**DATA LISTING**
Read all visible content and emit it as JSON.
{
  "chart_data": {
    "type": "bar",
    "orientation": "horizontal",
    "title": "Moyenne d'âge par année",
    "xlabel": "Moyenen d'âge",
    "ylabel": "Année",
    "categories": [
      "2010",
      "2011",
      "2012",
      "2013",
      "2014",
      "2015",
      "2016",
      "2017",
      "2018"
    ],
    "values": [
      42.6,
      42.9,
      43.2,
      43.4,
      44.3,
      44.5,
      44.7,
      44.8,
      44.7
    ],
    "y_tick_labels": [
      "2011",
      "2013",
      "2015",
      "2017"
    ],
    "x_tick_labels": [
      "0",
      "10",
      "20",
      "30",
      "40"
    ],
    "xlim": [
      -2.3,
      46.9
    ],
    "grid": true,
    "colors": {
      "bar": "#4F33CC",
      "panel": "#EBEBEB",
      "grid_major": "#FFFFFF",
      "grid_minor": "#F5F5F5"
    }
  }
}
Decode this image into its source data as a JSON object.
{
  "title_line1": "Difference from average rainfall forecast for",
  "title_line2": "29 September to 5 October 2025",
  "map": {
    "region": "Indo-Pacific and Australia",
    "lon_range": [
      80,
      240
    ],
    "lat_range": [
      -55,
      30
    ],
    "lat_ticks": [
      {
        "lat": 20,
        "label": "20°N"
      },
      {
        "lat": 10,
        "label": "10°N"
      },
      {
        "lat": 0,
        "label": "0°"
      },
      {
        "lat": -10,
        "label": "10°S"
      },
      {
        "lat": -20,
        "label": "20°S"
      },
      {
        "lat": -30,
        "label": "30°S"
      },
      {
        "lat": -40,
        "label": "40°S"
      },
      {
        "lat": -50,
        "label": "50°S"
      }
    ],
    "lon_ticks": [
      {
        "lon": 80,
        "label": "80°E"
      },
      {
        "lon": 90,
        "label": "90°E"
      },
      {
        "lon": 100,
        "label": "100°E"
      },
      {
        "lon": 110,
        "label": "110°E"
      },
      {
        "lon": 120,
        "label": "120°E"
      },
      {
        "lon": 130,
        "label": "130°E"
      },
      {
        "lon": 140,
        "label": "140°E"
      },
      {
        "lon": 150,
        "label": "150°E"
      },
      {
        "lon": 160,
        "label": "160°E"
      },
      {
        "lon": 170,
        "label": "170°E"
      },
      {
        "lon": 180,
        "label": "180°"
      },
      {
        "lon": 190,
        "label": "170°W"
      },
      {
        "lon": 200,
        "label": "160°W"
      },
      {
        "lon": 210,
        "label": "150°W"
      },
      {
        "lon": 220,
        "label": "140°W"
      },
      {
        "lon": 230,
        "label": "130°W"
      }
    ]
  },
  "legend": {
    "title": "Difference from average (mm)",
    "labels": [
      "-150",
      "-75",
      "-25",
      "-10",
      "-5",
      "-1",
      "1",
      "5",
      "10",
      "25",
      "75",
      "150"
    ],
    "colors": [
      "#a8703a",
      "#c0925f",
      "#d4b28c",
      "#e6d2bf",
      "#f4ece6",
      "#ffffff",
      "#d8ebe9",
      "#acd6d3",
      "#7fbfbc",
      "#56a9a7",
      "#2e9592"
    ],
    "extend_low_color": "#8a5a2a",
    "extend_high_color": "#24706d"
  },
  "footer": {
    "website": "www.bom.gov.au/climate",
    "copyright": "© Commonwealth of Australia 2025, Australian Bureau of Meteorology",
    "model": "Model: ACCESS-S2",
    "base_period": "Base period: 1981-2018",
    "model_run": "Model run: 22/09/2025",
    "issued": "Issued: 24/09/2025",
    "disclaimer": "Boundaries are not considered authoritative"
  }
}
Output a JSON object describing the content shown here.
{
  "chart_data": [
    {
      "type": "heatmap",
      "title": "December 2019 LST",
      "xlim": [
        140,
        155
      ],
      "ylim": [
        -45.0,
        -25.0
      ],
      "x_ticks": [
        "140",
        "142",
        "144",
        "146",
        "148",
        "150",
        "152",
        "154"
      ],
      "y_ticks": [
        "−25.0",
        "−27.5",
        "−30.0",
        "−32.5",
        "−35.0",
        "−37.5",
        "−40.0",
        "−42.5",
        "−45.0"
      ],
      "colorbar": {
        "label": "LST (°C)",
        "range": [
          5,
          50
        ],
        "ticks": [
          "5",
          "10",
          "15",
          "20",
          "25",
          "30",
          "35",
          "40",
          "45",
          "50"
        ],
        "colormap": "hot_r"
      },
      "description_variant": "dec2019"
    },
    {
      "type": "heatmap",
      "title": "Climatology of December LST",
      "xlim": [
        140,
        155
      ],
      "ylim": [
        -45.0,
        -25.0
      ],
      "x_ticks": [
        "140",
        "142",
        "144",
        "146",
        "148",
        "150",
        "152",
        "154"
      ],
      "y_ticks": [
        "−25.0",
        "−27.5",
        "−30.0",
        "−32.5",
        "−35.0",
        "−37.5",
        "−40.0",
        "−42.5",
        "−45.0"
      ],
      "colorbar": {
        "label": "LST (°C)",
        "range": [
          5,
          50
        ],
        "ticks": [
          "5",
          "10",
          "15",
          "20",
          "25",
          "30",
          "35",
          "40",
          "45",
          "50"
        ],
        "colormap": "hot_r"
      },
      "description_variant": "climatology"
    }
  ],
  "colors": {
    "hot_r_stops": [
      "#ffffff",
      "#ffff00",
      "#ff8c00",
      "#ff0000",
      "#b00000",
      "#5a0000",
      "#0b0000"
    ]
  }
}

**SHORT EXERCISE**
Print out every record again, exactly and in full.

**ANSWER TO THIS PROBLEM**
Read all visible content and emit it as JSON.
{
  "chart_data": {
    "type": "bar",
    "orientation": "horizontal",
    "title": "Moyenne d'âge par année",
    "xlabel": "Moyenen d'âge",
    "ylabel": "Année",
    "categories": [
      "2010",
      "2011",
      "2012",
      "2013",
      "2014",
      "2015",
      "2016",
      "2017",
      "2018"
    ],
    "values": [
      42.6,
      42.9,
      43.2,
      43.4,
      44.3,
      44.5,
      44.7,
      44.8,
      44.7
    ],
    "y_tick_labels": [
      "2011",
      "2013",
      "2015",
      "2017"
    ],
    "x_tick_labels": [
      "0",
      "10",
      "20",
      "30",
      "40"
    ],
    "xlim": [
      -2.3,
      46.9
    ],
    "grid": true,
    "colors": {
      "bar": "#4F33CC",
      "panel": "#EBEBEB",
      "grid_major": "#FFFFFF",
      "grid_minor": "#F5F5F5"
    }
  }
}
Decode this image into its source data as a JSON object.
{
  "title_line1": "Difference from average rainfall forecast for",
  "title_line2": "29 September to 5 October 2025",
  "map": {
    "region": "Indo-Pacific and Australia",
    "lon_range": [
      80,
      240
    ],
    "lat_range": [
      -55,
      30
    ],
    "lat_ticks": [
      {
        "lat": 20,
        "label": "20°N"
      },
      {
        "lat": 10,
        "label": "10°N"
      },
      {
        "lat": 0,
        "label": "0°"
      },
      {
        "lat": -10,
        "label": "10°S"
      },
      {
        "lat": -20,
        "label": "20°S"
      },
      {
        "lat": -30,
        "label": "30°S"
      },
      {
        "lat": -40,
        "label": "40°S"
      },
      {
        "lat": -50,
        "label": "50°S"
      }
    ],
    "lon_ticks": [
      {
        "lon": 80,
        "label": "80°E"
      },
      {
        "lon": 90,
        "label": "90°E"
      },
      {
        "lon": 100,
        "label": "100°E"
      },
      {
        "lon": 110,
        "label": "110°E"
      },
      {
        "lon": 120,
        "label": "120°E"
      },
      {
        "lon": 130,
        "label": "130°E"
      },
      {
        "lon": 140,
        "label": "140°E"
      },
      {
        "lon": 150,
        "label": "150°E"
      },
      {
        "lon": 160,
        "label": "160°E"
      },
      {
        "lon": 170,
        "label": "170°E"
      },
      {
        "lon": 180,
        "label": "180°"
      },
      {
        "lon": 190,
        "label": "170°W"
      },
      {
        "lon": 200,
        "label": "160°W"
      },
      {
        "lon": 210,
        "label": "150°W"
      },
      {
        "lon": 220,
        "label": "140°W"
      },
      {
        "lon": 230,
        "label": "130°W"
      }
    ]
  },
  "legend": {
    "title": "Difference from average (mm)",
    "labels": [
      "-150",
      "-75",
      "-25",
      "-10",
      "-5",
      "-1",
      "1",
      "5",
      "10",
      "25",
      "75",
      "150"
    ],
    "colors": [
      "#a8703a",
      "#c0925f",
      "#d4b28c",
      "#e6d2bf",
      "#f4ece6",
      "#ffffff",
      "#d8ebe9",
      "#acd6d3",
      "#7fbfbc",
      "#56a9a7",
      "#2e9592"
    ],
    "extend_low_color": "#8a5a2a",
    "extend_high_color": "#24706d"
  },
  "footer": {
    "website": "www.bom.gov.au/climate",
    "copyright": "© Commonwealth of Australia 2025, Australian Bureau of Meteorology",
    "model": "Model: ACCESS-S2",
    "base_period": "Base period: 1981-2018",
    "model_run": "Model run: 22/09/2025",
    "issued": "Issued: 24/09/2025",
    "disclaimer": "Boundaries are not considered authoritative"
  }
}
Output a JSON object describing the content shown here.
{
  "chart_data": [
    {
      "type": "heatmap",
      "title": "December 2019 LST",
      "xlim": [
        140,
        155
      ],
      "ylim": [
        -45.0,
        -25.0
      ],
      "x_ticks": [
        "140",
        "142",
        "144",
        "146",
        "148",
        "150",
        "152",
        "154"
      ],
      "y_ticks": [
        "−25.0",
        "−27.5",
        "−30.0",
        "−32.5",
        "−35.0",
        "−37.5",
        "−40.0",
        "−42.5",
        "−45.0"
      ],
      "colorbar": {
        "label": "LST (°C)",
        "range": [
          5,
          50
        ],
        "ticks": [
          "5",
          "10",
          "15",
          "20",
          "25",
          "30",
          "35",
          "40",
          "45",
          "50"
        ],
        "colormap": "hot_r"
      },
      "description_variant": "dec2019"
    },
    {
      "type": "heatmap",
      "title": "Climatology of December LST",
      "xlim": [
        140,
        155
      ],
      "ylim": [
        -45.0,
        -25.0
      ],
      "x_ticks": [
        "140",
        "142",
        "144",
        "146",
        "148",
        "150",
        "152",
        "154"
      ],
      "y_ticks": [
        "−25.0",
        "−27.5",
        "−30.0",
        "−32.5",
        "−35.0",
        "−37.5",
        "−40.0",
        "−42.5",
        "−45.0"
      ],
      "colorbar": {
        "label": "LST (°C)",
        "range": [
          5,
          50
        ],
        "ticks": [
          "5",
          "10",
          "15",
          "20",
          "25",
          "30",
          "35",
          "40",
          "45",
          "50"
        ],
        "colormap": "hot_r"
      },
      "description_variant": "climatology"
    }
  ],
  "colors": {
    "hot_r_stops": [
      "#ffffff",
      "#ffff00",
      "#ff8c00",
      "#ff0000",
      "#b00000",
      "#5a0000",
      "#0b0000"
    ]
  }
}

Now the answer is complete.